====== The data
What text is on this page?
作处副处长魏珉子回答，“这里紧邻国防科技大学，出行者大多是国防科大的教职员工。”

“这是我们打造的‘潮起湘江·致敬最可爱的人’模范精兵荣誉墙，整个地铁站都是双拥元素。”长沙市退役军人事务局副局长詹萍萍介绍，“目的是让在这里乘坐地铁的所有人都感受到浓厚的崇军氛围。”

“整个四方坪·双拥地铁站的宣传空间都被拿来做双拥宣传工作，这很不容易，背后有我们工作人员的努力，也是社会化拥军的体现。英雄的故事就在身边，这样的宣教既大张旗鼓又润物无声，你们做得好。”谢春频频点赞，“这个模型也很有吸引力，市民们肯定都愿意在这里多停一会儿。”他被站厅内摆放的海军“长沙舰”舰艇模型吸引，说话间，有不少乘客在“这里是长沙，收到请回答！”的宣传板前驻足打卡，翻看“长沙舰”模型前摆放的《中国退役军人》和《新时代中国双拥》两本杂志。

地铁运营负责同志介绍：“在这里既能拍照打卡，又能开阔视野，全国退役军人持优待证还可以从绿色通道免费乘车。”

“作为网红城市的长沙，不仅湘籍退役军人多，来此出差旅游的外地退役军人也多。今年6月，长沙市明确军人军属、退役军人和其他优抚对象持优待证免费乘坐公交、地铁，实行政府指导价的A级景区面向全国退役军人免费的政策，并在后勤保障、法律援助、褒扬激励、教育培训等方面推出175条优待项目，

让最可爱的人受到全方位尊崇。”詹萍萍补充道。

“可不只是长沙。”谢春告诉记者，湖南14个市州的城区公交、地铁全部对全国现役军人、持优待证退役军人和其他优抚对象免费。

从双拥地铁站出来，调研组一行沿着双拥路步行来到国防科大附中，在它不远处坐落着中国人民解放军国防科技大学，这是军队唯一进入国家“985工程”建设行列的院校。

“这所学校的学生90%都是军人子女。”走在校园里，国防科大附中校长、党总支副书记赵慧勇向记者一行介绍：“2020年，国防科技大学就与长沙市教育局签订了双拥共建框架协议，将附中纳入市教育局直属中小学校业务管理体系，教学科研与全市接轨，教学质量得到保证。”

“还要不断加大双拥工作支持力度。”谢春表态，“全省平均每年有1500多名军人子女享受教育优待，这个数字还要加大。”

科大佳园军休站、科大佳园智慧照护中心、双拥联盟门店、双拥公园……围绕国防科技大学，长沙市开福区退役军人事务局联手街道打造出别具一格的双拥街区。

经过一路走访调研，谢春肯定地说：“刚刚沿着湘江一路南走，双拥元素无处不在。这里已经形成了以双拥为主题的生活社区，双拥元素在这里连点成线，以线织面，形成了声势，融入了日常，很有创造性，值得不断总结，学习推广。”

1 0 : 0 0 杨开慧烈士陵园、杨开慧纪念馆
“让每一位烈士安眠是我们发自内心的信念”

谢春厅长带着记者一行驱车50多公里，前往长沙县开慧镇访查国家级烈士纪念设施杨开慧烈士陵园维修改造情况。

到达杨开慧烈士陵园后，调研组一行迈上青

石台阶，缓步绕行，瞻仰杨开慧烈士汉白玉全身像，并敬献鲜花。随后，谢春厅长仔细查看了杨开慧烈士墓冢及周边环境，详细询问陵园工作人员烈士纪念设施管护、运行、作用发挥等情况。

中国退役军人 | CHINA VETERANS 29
============
Write out every entry word for word.

What text is on this page?
作处副处长魏珉子回答，“这里紧邻国防科技大学，出行者大多是国防科大的教职员工。”

“这是我们打造的‘潮起湘江·致敬最可爱的人’模范精兵荣誉墙，整个地铁站都是双拥元素。”长沙市退役军人事务局副局长詹萍萍介绍，“目的是让在这里乘坐地铁的所有人都感受到浓厚的崇军氛围。”

“整个四方坪·双拥地铁站的宣传空间都被拿来做双拥宣传工作，这很不容易，背后有我们工作人员的努力，也是社会化拥军的体现。英雄的故事就在身边，这样的宣教既大张旗鼓又润物无声，你们做得好。”谢春频频点赞，“这个模型也很有吸引力，市民们肯定都愿意在这里多停一会儿。”他被站厅内摆放的海军“长沙舰”舰艇模型吸引，说话间，有不少乘客在“这里是长沙，收到请回答！”的宣传板前驻足打卡，翻看“长沙舰”模型前摆放的《中国退役军人》和《新时代中国双拥》两本杂志。

地铁运营负责同志介绍：“在这里既能拍照打卡，又能开阔视野，全国退役军人持优待证还可以从绿色通道免费乘车。”

“作为网红城市的长沙，不仅湘籍退役军人多，来此出差旅游的外地退役军人也多。今年6月，长沙市明确军人军属、退役军人和其他优抚对象持优待证免费乘坐公交、地铁，实行政府指导价的A级景区面向全国退役军人免费的政策，并在后勤保障、法律援助、褒扬激励、教育培训等方面推出175条优待项目，

让最可爱的人受到全方位尊崇。”詹萍萍补充道。

“可不只是长沙。”谢春告诉记者，湖南14个市州的城区公交、地铁全部对全国现役军人、持优待证退役军人和其他优抚对象免费。

从双拥地铁站出来，调研组一行沿着双拥路步行来到国防科大附中，在它不远处坐落着中国人民解放军国防科技大学，这是军队唯一进入国家“985工程”建设行列的院校。

“这所学校的学生90%都是军人子女。”走在校园里，国防科大附中校长、党总支副书记赵慧勇向记者一行介绍：“2020年，国防科技大学就与长沙市教育局签订了双拥共建框架协议，将附中纳入市教育局直属中小学校业务管理体系，教学科研与全市接轨，教学质量得到保证。”

“还要不断加大双拥工作支持力度。”谢春表态，“全省平均每年有1500多名军人子女享受教育优待，这个数字还要加大。”

科大佳园军休站、科大佳园智慧照护中心、双拥联盟门店、双拥公园……围绕国防科技大学，长沙市开福区退役军人事务局联手街道打造出别具一格的双拥街区。

经过一路走访调研，谢春肯定地说：“刚刚沿着湘江一路南走，双拥元素无处不在。这里已经形成了以双拥为主题的生活社区，双拥元素在这里连点成线，以线织面，形成了声势，融入了日常，很有创造性，值得不断总结，学习推广。”

1 0 : 0 0 杨开慧烈士陵园、杨开慧纪念馆
“让每一位烈士安眠是我们发自内心的信念”

谢春厅长带着记者一行驱车50多公里，前往长沙县开慧镇访查国家级烈士纪念设施杨开慧烈士陵园维修改造情况。

到达杨开慧烈士陵园后，调研组一行迈上青

石台阶，缓步绕行，瞻仰杨开慧烈士汉白玉全身像，并敬献鲜花。随后，谢春厅长仔细查看了杨开慧烈士墓冢及周边环境，详细询问陵园工作人员烈士纪念设施管护、运行、作用发挥等情况。

中国退役军人 | CHINA VETERANS 29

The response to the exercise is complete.